In the listing that follows, how many lines contain "text"? Give the number only.

## BEGIN MATERIAL SUPPLIED

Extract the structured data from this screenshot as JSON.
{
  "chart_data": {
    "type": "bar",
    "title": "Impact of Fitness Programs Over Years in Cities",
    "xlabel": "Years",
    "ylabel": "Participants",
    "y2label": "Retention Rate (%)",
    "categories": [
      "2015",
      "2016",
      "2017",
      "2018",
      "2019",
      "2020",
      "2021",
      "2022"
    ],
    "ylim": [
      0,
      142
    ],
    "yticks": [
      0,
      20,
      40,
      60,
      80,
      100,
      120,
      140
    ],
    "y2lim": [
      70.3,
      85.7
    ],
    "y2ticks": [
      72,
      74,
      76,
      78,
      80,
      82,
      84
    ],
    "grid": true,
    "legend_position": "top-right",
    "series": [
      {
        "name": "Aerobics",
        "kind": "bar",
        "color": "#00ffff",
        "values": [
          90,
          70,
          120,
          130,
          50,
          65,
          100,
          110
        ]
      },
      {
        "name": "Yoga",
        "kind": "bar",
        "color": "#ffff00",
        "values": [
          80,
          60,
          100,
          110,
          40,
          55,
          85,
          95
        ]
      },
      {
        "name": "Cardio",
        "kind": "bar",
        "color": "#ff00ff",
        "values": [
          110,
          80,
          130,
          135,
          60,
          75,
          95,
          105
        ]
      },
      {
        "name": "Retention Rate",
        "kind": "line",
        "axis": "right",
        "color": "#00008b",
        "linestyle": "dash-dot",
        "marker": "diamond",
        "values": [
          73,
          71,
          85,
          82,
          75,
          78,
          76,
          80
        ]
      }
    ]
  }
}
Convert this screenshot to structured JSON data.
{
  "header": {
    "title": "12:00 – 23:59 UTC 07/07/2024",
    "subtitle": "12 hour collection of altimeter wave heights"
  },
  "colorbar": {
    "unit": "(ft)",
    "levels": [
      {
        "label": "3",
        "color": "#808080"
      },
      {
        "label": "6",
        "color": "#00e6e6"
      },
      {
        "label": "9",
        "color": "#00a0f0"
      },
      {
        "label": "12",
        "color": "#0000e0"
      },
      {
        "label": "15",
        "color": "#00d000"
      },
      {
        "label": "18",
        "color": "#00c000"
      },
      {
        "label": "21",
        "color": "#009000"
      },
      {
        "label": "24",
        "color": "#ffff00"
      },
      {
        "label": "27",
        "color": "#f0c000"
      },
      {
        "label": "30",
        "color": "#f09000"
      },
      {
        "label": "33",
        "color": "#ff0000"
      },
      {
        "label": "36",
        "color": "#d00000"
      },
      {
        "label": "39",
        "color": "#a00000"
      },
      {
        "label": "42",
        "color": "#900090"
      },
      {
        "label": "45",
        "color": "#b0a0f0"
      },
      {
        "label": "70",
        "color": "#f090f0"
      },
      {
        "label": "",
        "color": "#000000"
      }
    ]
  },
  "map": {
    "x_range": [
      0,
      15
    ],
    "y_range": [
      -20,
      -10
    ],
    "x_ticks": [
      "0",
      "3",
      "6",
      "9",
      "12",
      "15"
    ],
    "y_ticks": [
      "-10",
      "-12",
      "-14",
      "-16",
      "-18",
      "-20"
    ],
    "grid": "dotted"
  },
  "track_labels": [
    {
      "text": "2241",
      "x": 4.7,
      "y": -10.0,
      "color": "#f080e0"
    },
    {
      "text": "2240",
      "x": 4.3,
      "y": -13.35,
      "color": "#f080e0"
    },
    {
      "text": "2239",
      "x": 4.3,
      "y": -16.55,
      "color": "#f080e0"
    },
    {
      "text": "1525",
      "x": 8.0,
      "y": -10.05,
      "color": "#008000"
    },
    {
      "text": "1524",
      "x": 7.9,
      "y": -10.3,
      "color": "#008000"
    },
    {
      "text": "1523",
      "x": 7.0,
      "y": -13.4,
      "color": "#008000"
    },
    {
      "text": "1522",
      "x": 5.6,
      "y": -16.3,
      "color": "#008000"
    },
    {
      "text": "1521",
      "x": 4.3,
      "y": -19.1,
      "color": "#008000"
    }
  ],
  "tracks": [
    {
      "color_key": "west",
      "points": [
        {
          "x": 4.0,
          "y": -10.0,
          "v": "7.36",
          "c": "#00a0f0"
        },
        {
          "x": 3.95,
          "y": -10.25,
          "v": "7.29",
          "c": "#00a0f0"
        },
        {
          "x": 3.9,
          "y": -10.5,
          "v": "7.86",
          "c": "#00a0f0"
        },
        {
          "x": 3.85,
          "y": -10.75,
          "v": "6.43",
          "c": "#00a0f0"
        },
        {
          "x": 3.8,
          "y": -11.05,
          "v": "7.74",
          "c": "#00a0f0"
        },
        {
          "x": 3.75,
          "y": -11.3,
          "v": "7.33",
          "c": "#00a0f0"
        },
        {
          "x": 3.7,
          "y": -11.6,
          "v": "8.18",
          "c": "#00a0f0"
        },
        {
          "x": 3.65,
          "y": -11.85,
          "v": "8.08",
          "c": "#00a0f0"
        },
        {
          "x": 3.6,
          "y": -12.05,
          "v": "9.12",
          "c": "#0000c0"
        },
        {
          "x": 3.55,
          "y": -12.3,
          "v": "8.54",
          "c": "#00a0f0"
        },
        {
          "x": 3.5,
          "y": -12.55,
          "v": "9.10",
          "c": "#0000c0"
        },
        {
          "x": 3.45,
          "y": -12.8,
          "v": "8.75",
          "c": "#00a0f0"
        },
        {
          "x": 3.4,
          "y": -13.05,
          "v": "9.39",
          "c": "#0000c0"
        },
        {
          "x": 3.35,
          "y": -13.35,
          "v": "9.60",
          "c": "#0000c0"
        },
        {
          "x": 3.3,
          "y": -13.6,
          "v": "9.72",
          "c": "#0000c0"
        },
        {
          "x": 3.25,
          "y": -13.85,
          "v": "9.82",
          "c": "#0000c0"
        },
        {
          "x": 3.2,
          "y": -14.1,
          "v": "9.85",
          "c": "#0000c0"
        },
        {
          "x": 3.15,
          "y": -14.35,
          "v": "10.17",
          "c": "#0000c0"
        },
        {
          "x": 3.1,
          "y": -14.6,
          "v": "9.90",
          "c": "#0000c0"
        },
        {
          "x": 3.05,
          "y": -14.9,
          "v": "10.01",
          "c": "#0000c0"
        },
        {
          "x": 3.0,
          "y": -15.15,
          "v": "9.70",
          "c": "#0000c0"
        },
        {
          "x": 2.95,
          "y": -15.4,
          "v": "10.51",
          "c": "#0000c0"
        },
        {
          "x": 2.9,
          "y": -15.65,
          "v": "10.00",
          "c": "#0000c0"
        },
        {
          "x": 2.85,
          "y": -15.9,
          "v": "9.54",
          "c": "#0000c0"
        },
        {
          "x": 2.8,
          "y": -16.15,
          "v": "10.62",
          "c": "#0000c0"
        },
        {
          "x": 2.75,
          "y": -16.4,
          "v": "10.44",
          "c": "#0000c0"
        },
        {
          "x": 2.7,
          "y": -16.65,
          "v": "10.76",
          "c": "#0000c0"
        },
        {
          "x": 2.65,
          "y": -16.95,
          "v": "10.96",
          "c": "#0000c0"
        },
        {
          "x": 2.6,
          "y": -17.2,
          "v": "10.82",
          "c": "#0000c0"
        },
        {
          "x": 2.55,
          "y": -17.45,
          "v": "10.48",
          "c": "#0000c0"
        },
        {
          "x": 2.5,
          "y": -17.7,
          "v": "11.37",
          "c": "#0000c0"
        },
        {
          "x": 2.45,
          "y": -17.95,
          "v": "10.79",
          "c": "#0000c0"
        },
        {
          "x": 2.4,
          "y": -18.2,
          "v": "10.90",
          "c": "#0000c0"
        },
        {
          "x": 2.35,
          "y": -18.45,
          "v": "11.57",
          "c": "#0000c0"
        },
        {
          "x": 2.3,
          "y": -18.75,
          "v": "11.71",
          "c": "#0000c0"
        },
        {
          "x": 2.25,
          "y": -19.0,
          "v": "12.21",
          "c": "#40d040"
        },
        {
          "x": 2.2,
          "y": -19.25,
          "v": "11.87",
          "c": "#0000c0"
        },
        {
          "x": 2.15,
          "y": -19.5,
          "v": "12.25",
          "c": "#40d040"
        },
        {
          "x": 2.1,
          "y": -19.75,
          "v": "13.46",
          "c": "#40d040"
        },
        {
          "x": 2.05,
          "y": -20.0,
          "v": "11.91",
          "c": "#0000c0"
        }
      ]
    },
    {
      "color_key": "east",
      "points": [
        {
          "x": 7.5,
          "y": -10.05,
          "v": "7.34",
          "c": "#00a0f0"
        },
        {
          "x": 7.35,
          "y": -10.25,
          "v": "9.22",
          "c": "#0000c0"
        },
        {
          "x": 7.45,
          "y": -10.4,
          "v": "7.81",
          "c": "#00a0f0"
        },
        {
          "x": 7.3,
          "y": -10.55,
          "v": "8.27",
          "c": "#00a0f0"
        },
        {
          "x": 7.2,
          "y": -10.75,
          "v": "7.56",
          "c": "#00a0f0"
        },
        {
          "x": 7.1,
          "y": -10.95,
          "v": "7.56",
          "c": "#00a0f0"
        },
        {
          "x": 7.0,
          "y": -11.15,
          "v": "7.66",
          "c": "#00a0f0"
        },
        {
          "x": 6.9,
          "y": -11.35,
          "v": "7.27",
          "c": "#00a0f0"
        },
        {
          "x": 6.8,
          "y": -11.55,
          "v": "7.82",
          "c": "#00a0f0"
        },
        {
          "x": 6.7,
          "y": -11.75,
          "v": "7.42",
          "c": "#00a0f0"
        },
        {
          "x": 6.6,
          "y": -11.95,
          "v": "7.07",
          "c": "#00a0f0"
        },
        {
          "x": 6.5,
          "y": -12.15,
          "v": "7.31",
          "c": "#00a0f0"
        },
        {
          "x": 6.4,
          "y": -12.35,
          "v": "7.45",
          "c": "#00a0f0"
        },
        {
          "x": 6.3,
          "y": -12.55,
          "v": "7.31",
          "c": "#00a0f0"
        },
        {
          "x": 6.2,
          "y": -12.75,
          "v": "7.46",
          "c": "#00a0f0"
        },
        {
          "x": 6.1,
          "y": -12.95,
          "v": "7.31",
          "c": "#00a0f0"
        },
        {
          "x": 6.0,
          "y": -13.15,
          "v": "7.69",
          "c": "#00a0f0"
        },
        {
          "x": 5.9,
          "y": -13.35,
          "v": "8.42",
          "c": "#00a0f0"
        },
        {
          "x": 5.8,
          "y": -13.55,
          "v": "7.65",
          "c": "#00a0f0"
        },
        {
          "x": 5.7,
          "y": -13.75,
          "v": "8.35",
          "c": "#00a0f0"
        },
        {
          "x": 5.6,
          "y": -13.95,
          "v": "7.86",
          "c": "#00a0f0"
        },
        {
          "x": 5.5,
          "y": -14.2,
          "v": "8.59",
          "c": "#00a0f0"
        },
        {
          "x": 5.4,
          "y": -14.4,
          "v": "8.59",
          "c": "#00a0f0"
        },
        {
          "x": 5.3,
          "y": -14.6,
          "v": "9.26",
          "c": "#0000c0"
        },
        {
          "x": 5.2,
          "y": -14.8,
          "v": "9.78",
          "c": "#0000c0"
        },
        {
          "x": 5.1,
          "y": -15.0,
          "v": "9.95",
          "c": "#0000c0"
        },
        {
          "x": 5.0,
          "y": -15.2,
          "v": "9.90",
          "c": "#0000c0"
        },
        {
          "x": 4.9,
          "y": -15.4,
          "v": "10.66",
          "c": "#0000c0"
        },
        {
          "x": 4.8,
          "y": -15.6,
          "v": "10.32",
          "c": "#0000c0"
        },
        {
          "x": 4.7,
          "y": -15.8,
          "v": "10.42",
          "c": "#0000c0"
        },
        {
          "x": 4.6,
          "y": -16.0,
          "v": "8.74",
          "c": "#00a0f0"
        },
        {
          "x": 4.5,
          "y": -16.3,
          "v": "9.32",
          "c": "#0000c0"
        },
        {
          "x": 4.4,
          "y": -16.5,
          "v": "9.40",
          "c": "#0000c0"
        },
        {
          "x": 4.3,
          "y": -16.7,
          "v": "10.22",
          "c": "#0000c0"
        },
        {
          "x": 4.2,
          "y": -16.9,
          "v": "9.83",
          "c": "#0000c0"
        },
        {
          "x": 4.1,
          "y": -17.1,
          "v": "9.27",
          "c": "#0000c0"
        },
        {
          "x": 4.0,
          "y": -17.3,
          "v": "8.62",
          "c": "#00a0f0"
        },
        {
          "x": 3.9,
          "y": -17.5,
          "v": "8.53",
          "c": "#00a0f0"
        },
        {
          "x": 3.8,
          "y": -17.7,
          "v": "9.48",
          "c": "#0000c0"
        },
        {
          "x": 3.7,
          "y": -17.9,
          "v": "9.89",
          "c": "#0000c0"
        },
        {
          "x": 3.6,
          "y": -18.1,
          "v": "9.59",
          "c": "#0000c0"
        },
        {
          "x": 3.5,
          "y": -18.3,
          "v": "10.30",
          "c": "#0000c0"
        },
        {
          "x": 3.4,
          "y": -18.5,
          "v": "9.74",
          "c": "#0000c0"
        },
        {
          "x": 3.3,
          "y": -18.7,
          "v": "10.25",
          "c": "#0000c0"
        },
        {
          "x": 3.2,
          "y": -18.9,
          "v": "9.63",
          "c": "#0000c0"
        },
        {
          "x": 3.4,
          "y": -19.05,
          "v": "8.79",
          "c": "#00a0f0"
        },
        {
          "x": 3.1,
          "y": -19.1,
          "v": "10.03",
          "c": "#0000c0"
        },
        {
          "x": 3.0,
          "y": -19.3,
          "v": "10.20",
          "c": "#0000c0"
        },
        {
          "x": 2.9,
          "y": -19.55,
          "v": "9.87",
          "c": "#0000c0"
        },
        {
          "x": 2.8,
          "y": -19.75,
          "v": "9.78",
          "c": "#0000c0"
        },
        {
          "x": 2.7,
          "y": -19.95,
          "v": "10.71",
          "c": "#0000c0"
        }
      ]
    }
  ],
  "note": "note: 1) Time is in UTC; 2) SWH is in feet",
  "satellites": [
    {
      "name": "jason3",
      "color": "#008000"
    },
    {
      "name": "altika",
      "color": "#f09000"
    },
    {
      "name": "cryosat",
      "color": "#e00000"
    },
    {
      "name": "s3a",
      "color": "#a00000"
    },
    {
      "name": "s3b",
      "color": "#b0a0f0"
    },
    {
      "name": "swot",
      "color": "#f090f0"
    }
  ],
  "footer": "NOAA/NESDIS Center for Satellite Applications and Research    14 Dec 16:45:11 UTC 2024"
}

## END MATERIAL SUPPLIED

= WRITTEN RESPONSE =
8